**Given instruction 1**
Reproduce the passage of the forum thread about homelessness, starting with "Having a car" and going on through "what we need.".

**Page**
#####

However, I do live right next to Golden Gate Park and use it every day. I've
also been lucky enough to have my apartment burglarized by someone who lives
in the park so this article was of personal interest. I followed the comment
thread on SFGate and found some links to this fellow's YouTube videos and his
old blog:

<http://www.youtube.com/user/zebu111>

<http://skylarthomas.blogspot.com/>

He also seems to be active on this forum:
<http://www.bobfreemanboard.com/showthread.php?t=12686>

If you read his other threads, it is obvious he's got some sort of mental
illness.

------
kqr2
<http://guide2homelessness.blogspot.com/>

The Survival Guide to Homelessness blog hasn't been updated in a while but
gives valuable "survival tips" if you became homeless.

Having a car like the man in the SF Chronicle article, even if it's
nonfunctional is a big advantage.

[http://guide2homelessness.blogspot.com/2004/10/importance-
of...](http://guide2homelessness.blogspot.com/2004/10/importance-of-car-
cover.html)

------
pavelludiq
Well, besides a bathroom, a laptop and some clothes i really don't need
anything, i suppose that i could live like that. But in my area it's kid of
dangerous after dark(gangs, dog packs, rapid climate changes). I guess we just
over estimate the things that our civilization gives us, we don't actually
need a lot of stuff, too much TV telling us what we need.

------
MaysonL
A friend of mine has been living in his van for the past five or six years
when he's not on the road (he's a trucker). He's managed to save over $100K in
that period.

------
trefn
He should get a gym membership for showering purposes.

------
cypress-hill
good on this guy. he isn't taking a handout from anyone, isn't making a mess,
isn't detracting from anyone's use of the park. bravo.

#####

Element and coordinate rows

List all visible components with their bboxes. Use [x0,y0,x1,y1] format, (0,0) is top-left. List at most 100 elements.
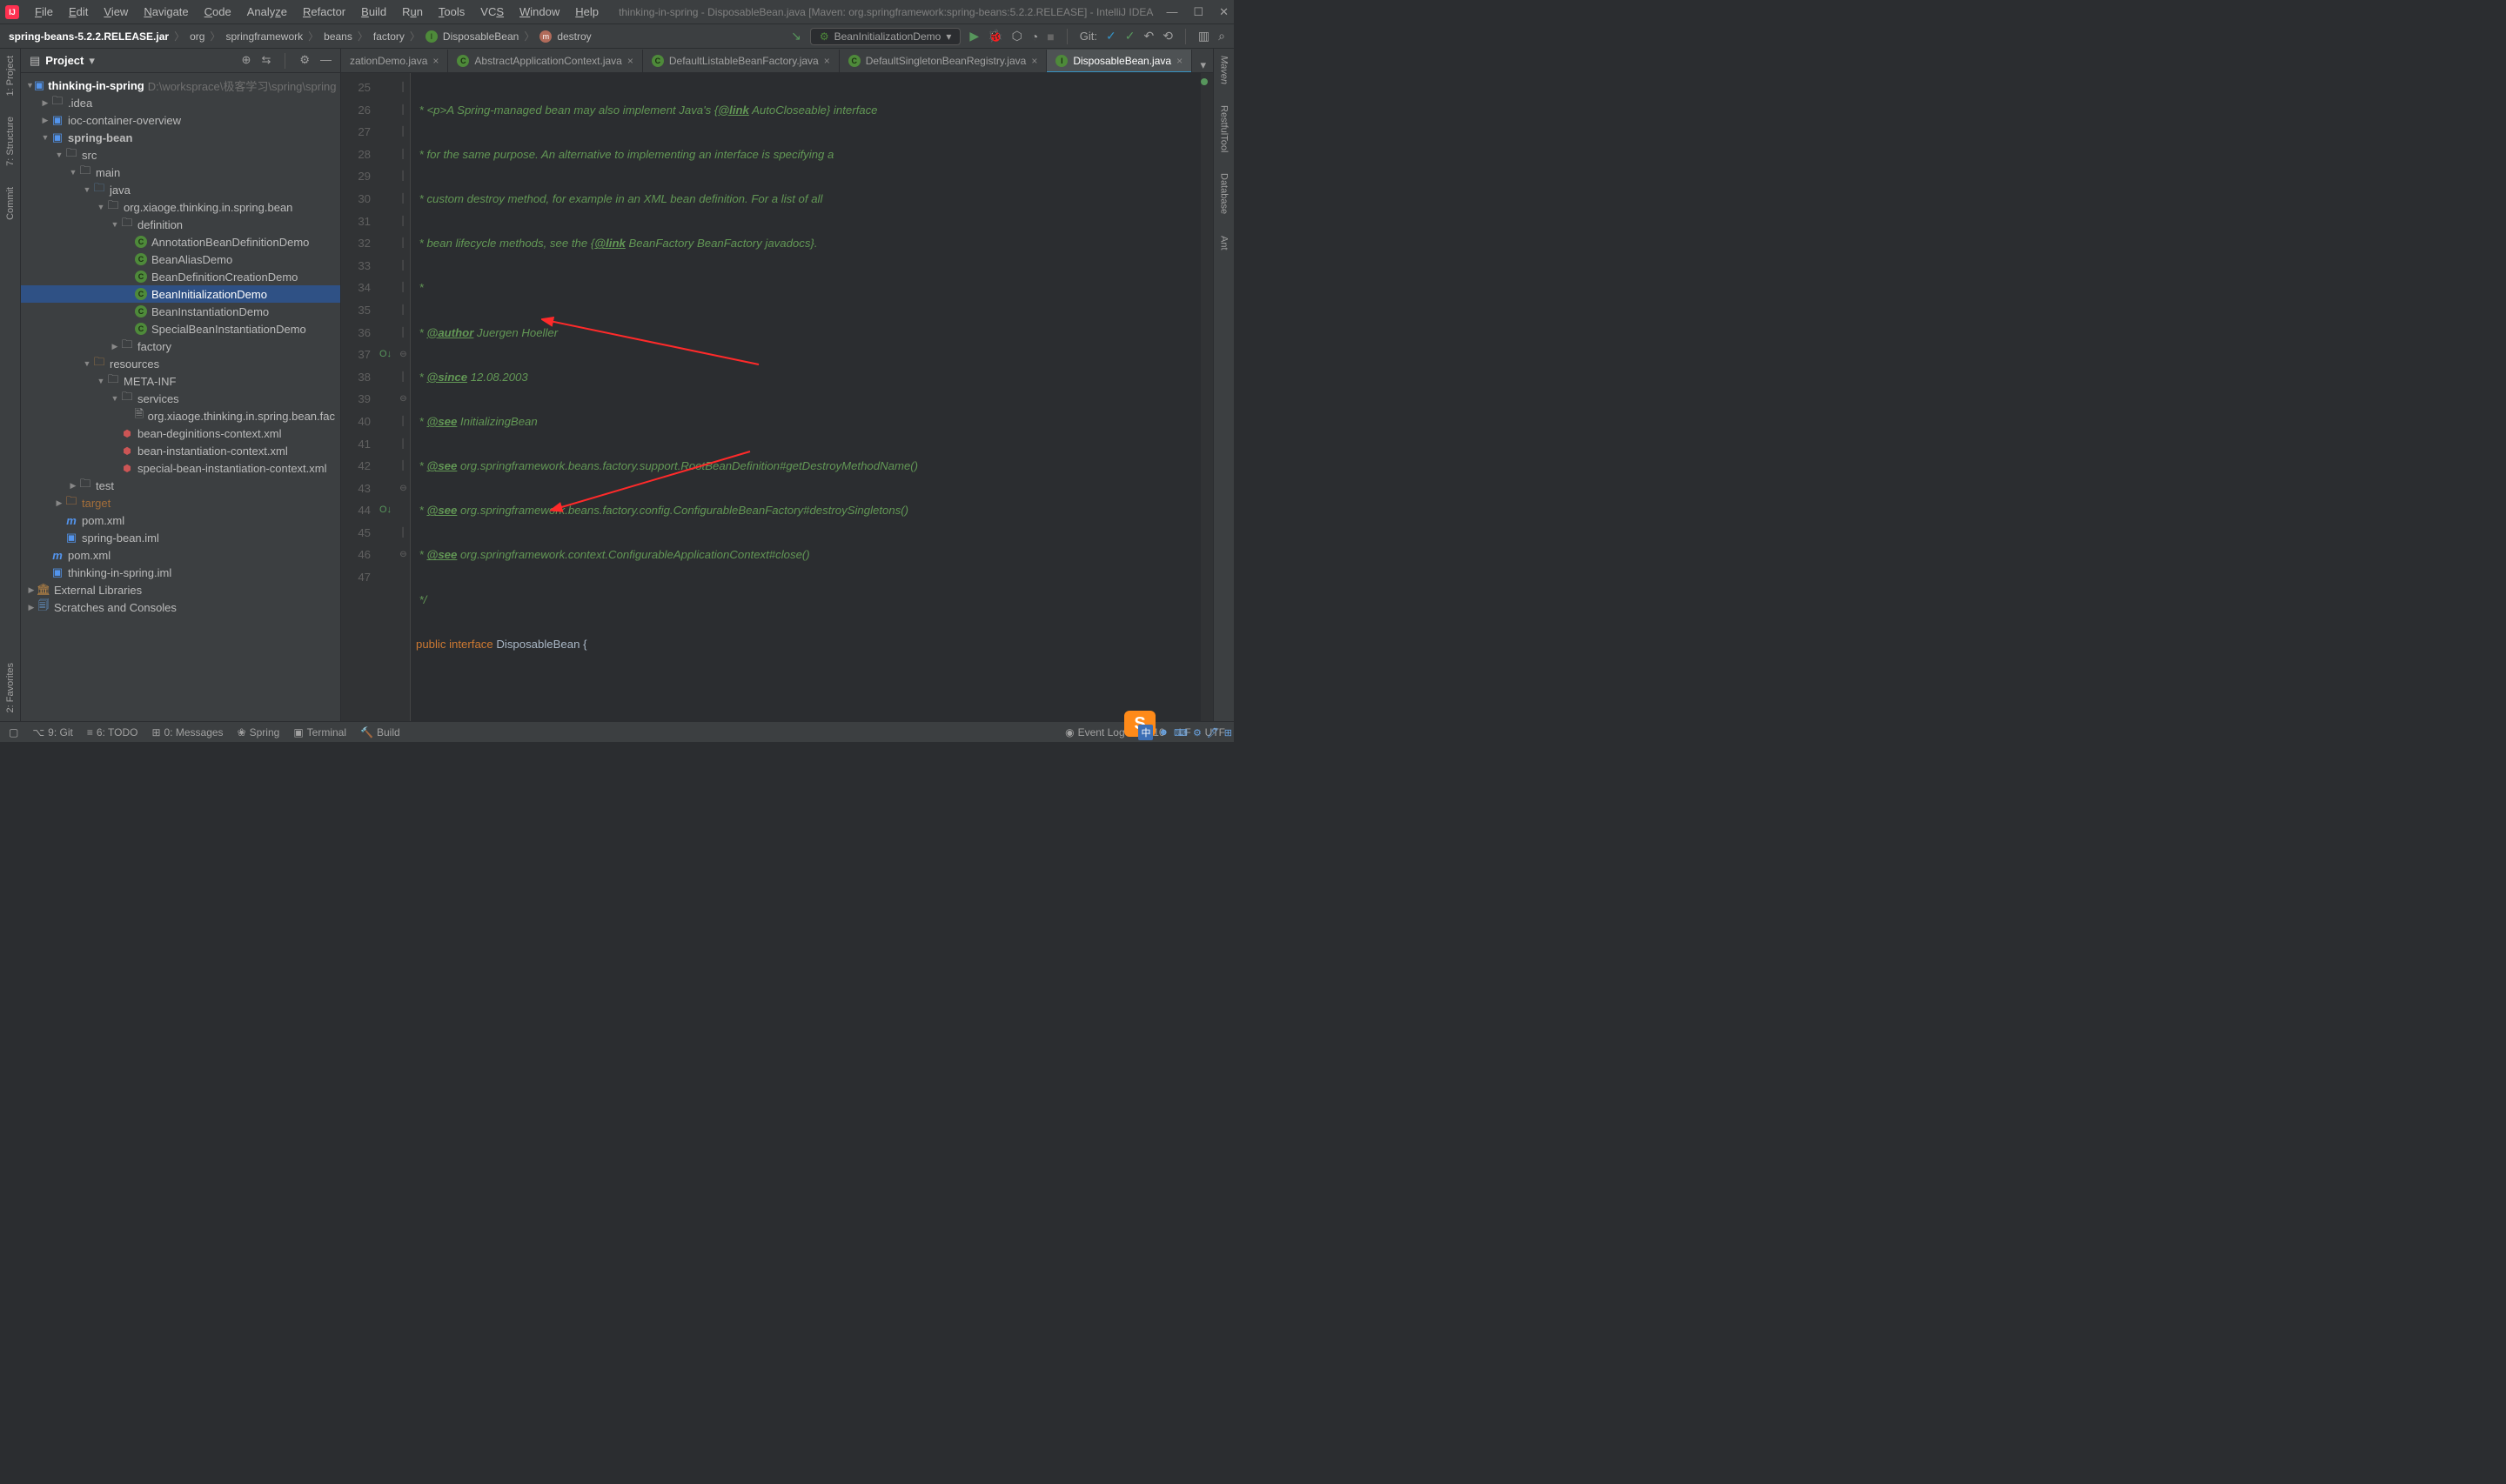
tree-xml-0[interactable]: ⬢bean-deginitions-context.xml [21,424,340,442]
tree-class-1[interactable]: CBeanAliasDemo [21,251,340,268]
minimize-icon[interactable]: — [1166,5,1177,19]
ime-language-bar[interactable]: 中 ☻⌨⚙🖊⊞ [1138,725,1232,740]
menu-navigate[interactable]: Navigate [137,3,195,20]
menu-run[interactable]: Run [395,3,430,20]
tab-0[interactable]: zationDemo.java× [341,50,448,72]
tool-commit[interactable]: Commit [5,187,16,220]
menu-window[interactable]: Window [513,3,566,20]
tree-ioc[interactable]: ▶▣ioc-container-overview [21,111,340,129]
menu-build[interactable]: Build [354,3,393,20]
tree-iml[interactable]: ▣spring-bean.iml [21,529,340,546]
tree-scratch[interactable]: ▶🗐Scratches and Consoles [21,598,340,616]
tree-pom[interactable]: mpom.xml [21,511,340,529]
status-square-icon[interactable]: ▢ [9,726,18,739]
tree-definition[interactable]: ▼🗀definition [21,216,340,233]
tree-springbean[interactable]: ▼▣spring-bean [21,129,340,146]
close-icon[interactable]: × [1031,55,1037,67]
tree-src[interactable]: ▼🗀src [21,146,340,164]
close-icon[interactable]: × [1176,55,1183,67]
tree-meta[interactable]: ▼🗀META-INF [21,372,340,390]
fold-gutter[interactable]: ││││││││││││ ⊖ │ ⊖ │││ ⊖ │⊖ [397,73,411,721]
tool-maven[interactable]: Maven [1219,56,1230,84]
tree-idea[interactable]: ▶🗀.idea [21,94,340,111]
close-icon[interactable]: × [824,55,830,67]
tool-structure[interactable]: 7: Structure [5,117,16,166]
tree-rootiml[interactable]: ▣thinking-in-spring.iml [21,564,340,581]
close-icon[interactable]: × [432,55,439,67]
menu-edit[interactable]: Edit [62,3,95,20]
tree-services[interactable]: ▼🗀services [21,390,340,407]
tree-xml-1[interactable]: ⬢bean-instantiation-context.xml [21,442,340,459]
tree-pkg[interactable]: ▼🗀org.xiaoge.thinking.in.spring.bean [21,198,340,216]
tree-factory[interactable]: ▶🗀factory [21,338,340,355]
editor[interactable]: 2526272829303132333435363738394041424344… [341,73,1213,721]
tabs-dropdown-icon[interactable]: ▾ [1193,58,1213,72]
stop-icon[interactable]: ■ [1047,30,1054,43]
chevron-down-icon[interactable]: ▾ [89,54,95,68]
tab-4[interactable]: IDisposableBean.java× [1047,50,1192,72]
override-icon[interactable]: O↓ [379,344,397,366]
editor-scrollbar[interactable] [1201,73,1213,721]
tool-restful[interactable]: RestfulTool [1219,105,1230,152]
git-update-icon[interactable]: ✓ [1106,29,1116,43]
fold-handle[interactable]: ⊖ [397,344,410,366]
gear-icon[interactable]: ⚙ [299,53,310,69]
crumb-factory[interactable]: factory [373,30,405,43]
tree-class-2[interactable]: CBeanDefinitionCreationDemo [21,268,340,285]
menu-file[interactable]: File [28,3,60,20]
tree-java[interactable]: ▼🗀java [21,181,340,198]
tree-class-4[interactable]: CBeanInstantiationDemo [21,303,340,320]
coverage-icon[interactable]: ⬡ [1012,29,1022,43]
project-tree[interactable]: ▼▣thinking-in-springD:\worksprace\极客学习\s… [21,73,340,721]
tab-1[interactable]: CAbstractApplicationContext.java× [448,50,642,72]
crumb-interface[interactable]: DisposableBean [443,30,519,43]
menu-analyze[interactable]: Analyze [240,3,294,20]
tree-class-3[interactable]: CBeanInitializationDemo [21,285,340,303]
tree-class-5[interactable]: CSpecialBeanInstantiationDemo [21,320,340,338]
menu-view[interactable]: View [97,3,135,20]
tree-xml-2[interactable]: ⬢special-bean-instantiation-context.xml [21,459,340,477]
fold-handle[interactable]: ⊖ [397,388,410,411]
tool-project[interactable]: 1: Project [5,56,16,96]
crumb-beans[interactable]: beans [324,30,352,43]
crumb-sf[interactable]: springframework [225,30,303,43]
tool-favorites[interactable]: 2: Favorites [5,663,16,712]
crumb-jar[interactable]: spring-beans-5.2.2.RELEASE.jar [9,30,169,43]
tab-2[interactable]: CDefaultListableBeanFactory.java× [643,50,840,72]
hide-icon[interactable]: — [320,53,332,69]
tree-test[interactable]: ▶🗀test [21,477,340,494]
tree-svc-file[interactable]: 🗎org.xiaoge.thinking.in.spring.bean.fac [21,407,340,424]
tree-root[interactable]: ▼▣thinking-in-springD:\worksprace\极客学习\s… [21,77,340,94]
crumb-method[interactable]: destroy [557,30,591,43]
tool-database[interactable]: Database [1219,173,1230,214]
tree-extlib[interactable]: ▶🏛External Libraries [21,581,340,598]
tool-build[interactable]: 🔨 Build [360,726,400,739]
structure-icon[interactable]: ▥ [1198,29,1209,43]
menu-code[interactable]: Code [198,3,238,20]
fold-handle[interactable]: ⊖ [397,478,410,500]
tool-terminal[interactable]: ▣ Terminal [293,726,346,739]
tab-3[interactable]: CDefaultSingletonBeanRegistry.java× [840,50,1048,72]
panel-title[interactable]: Project [45,54,84,67]
expand-icon[interactable]: ⇆ [261,53,271,69]
tool-todo[interactable]: ≡ 6: TODO [87,726,138,739]
tool-spring[interactable]: ❀ Spring [238,726,280,739]
menu-tools[interactable]: Tools [432,3,472,20]
search-icon[interactable]: ⌕ [1218,29,1225,43]
tree-class-0[interactable]: CAnnotationBeanDefinitionDemo [21,233,340,251]
debug-icon[interactable]: 🐞 [988,29,1002,43]
menu-refactor[interactable]: Refactor [296,3,352,20]
code-content[interactable]: * <p>A Spring-managed bean may also impl… [411,73,1201,721]
run-icon[interactable]: ▶ [969,29,979,43]
tool-ant[interactable]: Ant [1219,236,1230,251]
tree-rootpom[interactable]: mpom.xml [21,546,340,564]
menu-help[interactable]: Help [568,3,606,20]
tree-resources[interactable]: ▼🗀resources [21,355,340,372]
event-log[interactable]: ◉ Event Log [1065,726,1125,739]
close-icon[interactable]: ✕ [1219,5,1229,19]
tool-messages[interactable]: ⊞ 0: Messages [151,726,223,739]
tree-main[interactable]: ▼🗀main [21,164,340,181]
tool-git[interactable]: ⌥ 9: Git [32,726,73,739]
close-icon[interactable]: × [627,55,633,67]
menu-vcs[interactable]: VCS [473,3,511,20]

#####

**Given instruction 2**
How many lines of the rows contain the string "editor", counting case? Reply with the number only.

**Written solution 1**
Having a car like the man in the SF Chronicle article, even if it's
nonfunctional is a big advantage.

[http://guide2homelessness.blogspot.com/2004/10/importance-
of...](http://guide2homelessness.blogspot.com/2004/10/importance-of-car-
cover.html)

------
pavelludiq
Well, besides a bathroom, a laptop and some clothes i really don't need
anything, i suppose that i could live like that. But in my area it's kid of
dangerous after dark(gangs, dog packs, rapid climate changes). I guess we just
over estimate the things that our civilization gives us, we don't actually
need a lot of stuff, too much TV telling us what we need.

**Written solution 2**
2